(RECORD EXTRACTS)

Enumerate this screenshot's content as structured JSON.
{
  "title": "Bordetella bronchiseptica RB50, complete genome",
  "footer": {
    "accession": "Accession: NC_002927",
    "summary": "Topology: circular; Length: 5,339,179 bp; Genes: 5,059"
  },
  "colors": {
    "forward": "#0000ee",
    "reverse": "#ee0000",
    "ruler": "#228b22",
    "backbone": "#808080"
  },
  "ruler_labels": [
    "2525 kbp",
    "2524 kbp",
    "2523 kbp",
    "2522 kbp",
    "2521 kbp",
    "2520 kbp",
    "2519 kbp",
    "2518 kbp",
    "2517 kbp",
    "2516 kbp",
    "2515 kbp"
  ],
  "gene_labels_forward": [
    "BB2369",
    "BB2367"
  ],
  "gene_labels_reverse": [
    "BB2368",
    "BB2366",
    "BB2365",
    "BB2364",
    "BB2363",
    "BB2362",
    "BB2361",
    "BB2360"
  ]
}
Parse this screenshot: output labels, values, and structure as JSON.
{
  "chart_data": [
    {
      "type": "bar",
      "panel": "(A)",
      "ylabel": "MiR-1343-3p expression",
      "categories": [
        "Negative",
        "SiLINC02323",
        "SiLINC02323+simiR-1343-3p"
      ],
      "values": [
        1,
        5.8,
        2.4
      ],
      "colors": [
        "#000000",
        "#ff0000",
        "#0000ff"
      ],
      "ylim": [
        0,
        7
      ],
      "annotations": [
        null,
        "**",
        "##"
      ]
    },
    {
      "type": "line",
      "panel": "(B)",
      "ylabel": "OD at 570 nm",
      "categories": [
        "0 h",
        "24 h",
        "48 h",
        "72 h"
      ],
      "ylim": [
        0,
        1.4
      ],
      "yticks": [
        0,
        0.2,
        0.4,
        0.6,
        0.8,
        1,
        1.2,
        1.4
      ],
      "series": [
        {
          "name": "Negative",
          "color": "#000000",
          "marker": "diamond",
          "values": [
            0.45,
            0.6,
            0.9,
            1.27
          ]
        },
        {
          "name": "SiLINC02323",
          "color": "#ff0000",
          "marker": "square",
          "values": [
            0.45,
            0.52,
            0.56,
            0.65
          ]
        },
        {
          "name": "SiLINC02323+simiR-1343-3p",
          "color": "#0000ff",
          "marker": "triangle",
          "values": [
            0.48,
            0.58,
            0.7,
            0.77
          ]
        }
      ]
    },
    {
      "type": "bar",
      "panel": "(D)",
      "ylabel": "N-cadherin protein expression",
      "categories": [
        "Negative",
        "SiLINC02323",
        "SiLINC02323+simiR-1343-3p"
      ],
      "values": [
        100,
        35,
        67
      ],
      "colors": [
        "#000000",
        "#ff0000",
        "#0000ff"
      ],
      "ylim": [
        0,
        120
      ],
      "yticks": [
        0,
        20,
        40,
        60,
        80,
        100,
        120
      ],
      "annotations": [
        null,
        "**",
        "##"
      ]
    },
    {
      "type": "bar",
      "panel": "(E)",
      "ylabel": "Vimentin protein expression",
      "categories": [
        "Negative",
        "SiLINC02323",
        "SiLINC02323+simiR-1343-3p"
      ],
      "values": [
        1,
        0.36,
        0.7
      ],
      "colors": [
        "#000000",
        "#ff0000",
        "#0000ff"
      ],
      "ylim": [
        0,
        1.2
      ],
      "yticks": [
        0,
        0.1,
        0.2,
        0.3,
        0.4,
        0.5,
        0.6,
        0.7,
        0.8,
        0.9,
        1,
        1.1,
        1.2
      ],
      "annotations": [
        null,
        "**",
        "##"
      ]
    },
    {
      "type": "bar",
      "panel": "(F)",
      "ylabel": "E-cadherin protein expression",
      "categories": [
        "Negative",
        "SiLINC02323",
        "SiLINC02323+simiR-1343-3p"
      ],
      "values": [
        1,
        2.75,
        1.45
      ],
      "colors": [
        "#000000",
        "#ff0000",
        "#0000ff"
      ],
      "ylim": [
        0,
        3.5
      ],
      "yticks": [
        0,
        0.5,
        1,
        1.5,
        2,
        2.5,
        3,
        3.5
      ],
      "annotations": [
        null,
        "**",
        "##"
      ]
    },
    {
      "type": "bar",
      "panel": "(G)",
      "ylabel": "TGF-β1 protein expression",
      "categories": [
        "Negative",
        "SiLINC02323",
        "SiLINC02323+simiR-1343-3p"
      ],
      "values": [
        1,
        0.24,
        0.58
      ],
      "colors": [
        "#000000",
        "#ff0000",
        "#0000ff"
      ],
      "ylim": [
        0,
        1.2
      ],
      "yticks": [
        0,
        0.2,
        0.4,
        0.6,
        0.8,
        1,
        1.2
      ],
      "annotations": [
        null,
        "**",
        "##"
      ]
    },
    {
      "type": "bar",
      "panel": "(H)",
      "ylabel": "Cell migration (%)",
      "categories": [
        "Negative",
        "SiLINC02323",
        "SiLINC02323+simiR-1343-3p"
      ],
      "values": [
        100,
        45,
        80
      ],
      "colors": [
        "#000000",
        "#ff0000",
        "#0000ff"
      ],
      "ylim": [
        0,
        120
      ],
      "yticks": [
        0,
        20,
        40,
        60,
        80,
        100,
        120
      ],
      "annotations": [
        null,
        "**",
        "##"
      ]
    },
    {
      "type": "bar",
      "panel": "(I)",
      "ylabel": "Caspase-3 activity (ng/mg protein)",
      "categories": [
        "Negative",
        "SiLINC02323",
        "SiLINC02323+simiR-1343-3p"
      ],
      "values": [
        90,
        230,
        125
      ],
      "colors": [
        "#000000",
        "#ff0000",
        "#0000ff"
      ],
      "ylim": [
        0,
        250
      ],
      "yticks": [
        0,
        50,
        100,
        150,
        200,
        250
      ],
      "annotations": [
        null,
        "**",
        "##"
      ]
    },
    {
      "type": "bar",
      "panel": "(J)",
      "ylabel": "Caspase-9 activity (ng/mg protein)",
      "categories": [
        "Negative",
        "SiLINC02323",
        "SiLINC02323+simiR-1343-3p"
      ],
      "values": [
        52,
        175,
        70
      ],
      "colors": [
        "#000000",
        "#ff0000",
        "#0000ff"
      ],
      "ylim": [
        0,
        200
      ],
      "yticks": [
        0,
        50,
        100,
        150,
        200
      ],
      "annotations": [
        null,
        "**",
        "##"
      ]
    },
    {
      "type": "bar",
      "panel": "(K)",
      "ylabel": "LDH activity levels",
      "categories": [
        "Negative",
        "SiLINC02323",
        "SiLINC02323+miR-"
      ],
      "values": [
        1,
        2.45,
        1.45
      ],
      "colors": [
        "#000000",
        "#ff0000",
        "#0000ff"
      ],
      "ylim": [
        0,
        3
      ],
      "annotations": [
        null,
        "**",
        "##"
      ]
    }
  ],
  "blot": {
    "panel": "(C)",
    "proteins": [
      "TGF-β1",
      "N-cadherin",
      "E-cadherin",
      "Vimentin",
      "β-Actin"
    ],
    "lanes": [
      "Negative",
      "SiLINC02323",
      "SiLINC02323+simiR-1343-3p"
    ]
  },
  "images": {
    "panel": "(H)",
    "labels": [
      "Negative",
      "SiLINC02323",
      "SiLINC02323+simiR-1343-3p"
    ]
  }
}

(End RECORD EXTRACTS)

→ WHAT NEEDS TO BE DONE
Word for word, write out the data.

→ SOLUTION TO THIS EXERCISE
Enumerate this screenshot's content as structured JSON.
{
  "title": "Bordetella bronchiseptica RB50, complete genome",
  "footer": {
    "accession": "Accession: NC_002927",
    "summary": "Topology: circular; Length: 5,339,179 bp; Genes: 5,059"
  },
  "colors": {
    "forward": "#0000ee",
    "reverse": "#ee0000",
    "ruler": "#228b22",
    "backbone": "#808080"
  },
  "ruler_labels": [
    "2525 kbp",
    "2524 kbp",
    "2523 kbp",
    "2522 kbp",
    "2521 kbp",
    "2520 kbp",
    "2519 kbp",
    "2518 kbp",
    "2517 kbp",
    "2516 kbp",
    "2515 kbp"
  ],
  "gene_labels_forward": [
    "BB2369",
    "BB2367"
  ],
  "gene_labels_reverse": [
    "BB2368",
    "BB2366",
    "BB2365",
    "BB2364",
    "BB2363",
    "BB2362",
    "BB2361",
    "BB2360"
  ]
}
Parse this screenshot: output labels, values, and structure as JSON.
{
  "chart_data": [
    {
      "type": "bar",
      "panel": "(A)",
      "ylabel": "MiR-1343-3p expression",
      "categories": [
        "Negative",
        "SiLINC02323",
        "SiLINC02323+simiR-1343-3p"
      ],
      "values": [
        1,
        5.8,
        2.4
      ],
      "colors": [
        "#000000",
        "#ff0000",
        "#0000ff"
      ],
      "ylim": [
        0,
        7
      ],
      "annotations": [
        null,
        "**",
        "##"
      ]
    },
    {
      "type": "line",
      "panel": "(B)",
      "ylabel": "OD at 570 nm",
      "categories": [
        "0 h",
        "24 h",
        "48 h",
        "72 h"
      ],
      "ylim": [
        0,
        1.4
      ],
      "yticks": [
        0,
        0.2,
        0.4,
        0.6,
        0.8,
        1,
        1.2,
        1.4
      ],
      "series": [
        {
          "name": "Negative",
          "color": "#000000",
          "marker": "diamond",
          "values": [
            0.45,
            0.6,
            0.9,
            1.27
          ]
        },
        {
          "name": "SiLINC02323",
          "color": "#ff0000",
          "marker": "square",
          "values": [
            0.45,
            0.52,
            0.56,
            0.65
          ]
        },
        {
          "name": "SiLINC02323+simiR-1343-3p",
          "color": "#0000ff",
          "marker": "triangle",
          "values": [
            0.48,
            0.58,
            0.7,
            0.77
          ]
        }
      ]
    },
    {
      "type": "bar",
      "panel": "(D)",
      "ylabel": "N-cadherin protein expression",
      "categories": [
        "Negative",
        "SiLINC02323",
        "SiLINC02323+simiR-1343-3p"
      ],
      "values": [
        100,
        35,
        67
      ],
      "colors": [
        "#000000",
        "#ff0000",
        "#0000ff"
      ],
      "ylim": [
        0,
        120
      ],
      "yticks": [
        0,
        20,
        40,
        60,
        80,
        100,
        120
      ],
      "annotations": [
        null,
        "**",
        "##"
      ]
    },
    {
      "type": "bar",
      "panel": "(E)",
      "ylabel": "Vimentin protein expression",
      "categories": [
        "Negative",
        "SiLINC02323",
        "SiLINC02323+simiR-1343-3p"
      ],
      "values": [
        1,
        0.36,
        0.7
      ],
      "colors": [
        "#000000",
        "#ff0000",
        "#0000ff"
      ],
      "ylim": [
        0,
        1.2
      ],
      "yticks": [
        0,
        0.1,
        0.2,
        0.3,
        0.4,
        0.5,
        0.6,
        0.7,
        0.8,
        0.9,
        1,
        1.1,
        1.2
      ],
      "annotations": [
        null,
        "**",
        "##"
      ]
    },
    {
      "type": "bar",
      "panel": "(F)",
      "ylabel": "E-cadherin protein expression",
      "categories": [
        "Negative",
        "SiLINC02323",
        "SiLINC02323+simiR-1343-3p"
      ],
      "values": [
        1,
        2.75,
        1.45
      ],
      "colors": [
        "#000000",
        "#ff0000",
        "#0000ff"
      ],
      "ylim": [
        0,
        3.5
      ],
      "yticks": [
        0,
        0.5,
        1,
        1.5,
        2,
        2.5,
        3,
        3.5
      ],
      "annotations": [
        null,
        "**",
        "##"
      ]
    },
    {
      "type": "bar",
      "panel": "(G)",
      "ylabel": "TGF-β1 protein expression",
      "categories": [
        "Negative",
        "SiLINC02323",
        "SiLINC02323+simiR-1343-3p"
      ],
      "values": [
        1,
        0.24,
        0.58
      ],
      "colors": [
        "#000000",
        "#ff0000",
        "#0000ff"
      ],
      "ylim": [
        0,
        1.2
      ],
      "yticks": [
        0,
        0.2,
        0.4,
        0.6,
        0.8,
        1,
        1.2
      ],
      "annotations": [
        null,
        "**",
        "##"
      ]
    },
    {
      "type": "bar",
      "panel": "(H)",
      "ylabel": "Cell migration (%)",
      "categories": [
        "Negative",
        "SiLINC02323",
        "SiLINC02323+simiR-1343-3p"
      ],
      "values": [
        100,
        45,
        80
      ],
      "colors": [
        "#000000",
        "#ff0000",
        "#0000ff"
      ],
      "ylim": [
        0,
        120
      ],
      "yticks": [
        0,
        20,
        40,
        60,
        80,
        100,
        120
      ],
      "annotations": [
        null,
        "**",
        "##"
      ]
    },
    {
      "type": "bar",
      "panel": "(I)",
      "ylabel": "Caspase-3 activity (ng/mg protein)",
      "categories": [
        "Negative",
        "SiLINC02323",
        "SiLINC02323+simiR-1343-3p"
      ],
      "values": [
        90,
        230,
        125
      ],
      "colors": [
        "#000000",
        "#ff0000",
        "#0000ff"
      ],
      "ylim": [
        0,
        250
      ],
      "yticks": [
        0,
        50,
        100,
        150,
        200,
        250
      ],
      "annotations": [
        null,
        "**",
        "##"
      ]
    },
    {
      "type": "bar",
      "panel": "(J)",
      "ylabel": "Caspase-9 activity (ng/mg protein)",
      "categories": [
        "Negative",
        "SiLINC02323",
        "SiLINC02323+simiR-1343-3p"
      ],
      "values": [
        52,
        175,
        70
      ],
      "colors": [
        "#000000",
        "#ff0000",
        "#0000ff"
      ],
      "ylim": [
        0,
        200
      ],
      "yticks": [
        0,
        50,
        100,
        150,
        200
      ],
      "annotations": [
        null,
        "**",
        "##"
      ]
    },
    {
      "type": "bar",
      "panel": "(K)",
      "ylabel": "LDH activity levels",
      "categories": [
        "Negative",
        "SiLINC02323",
        "SiLINC02323+miR-"
      ],
      "values": [
        1,
        2.45,
        1.45
      ],
      "colors": [
        "#000000",
        "#ff0000",
        "#0000ff"
      ],
      "ylim": [
        0,
        3
      ],
      "annotations": [
        null,
        "**",
        "##"
      ]
    }
  ],
  "blot": {
    "panel": "(C)",
    "proteins": [
      "TGF-β1",
      "N-cadherin",
      "E-cadherin",
      "Vimentin",
      "β-Actin"
    ],
    "lanes": [
      "Negative",
      "SiLINC02323",
      "SiLINC02323+simiR-1343-3p"
    ]
  },
  "images": {
    "panel": "(H)",
    "labels": [
      "Negative",
      "SiLINC02323",
      "SiLINC02323+simiR-1343-3p"
    ]
  }
}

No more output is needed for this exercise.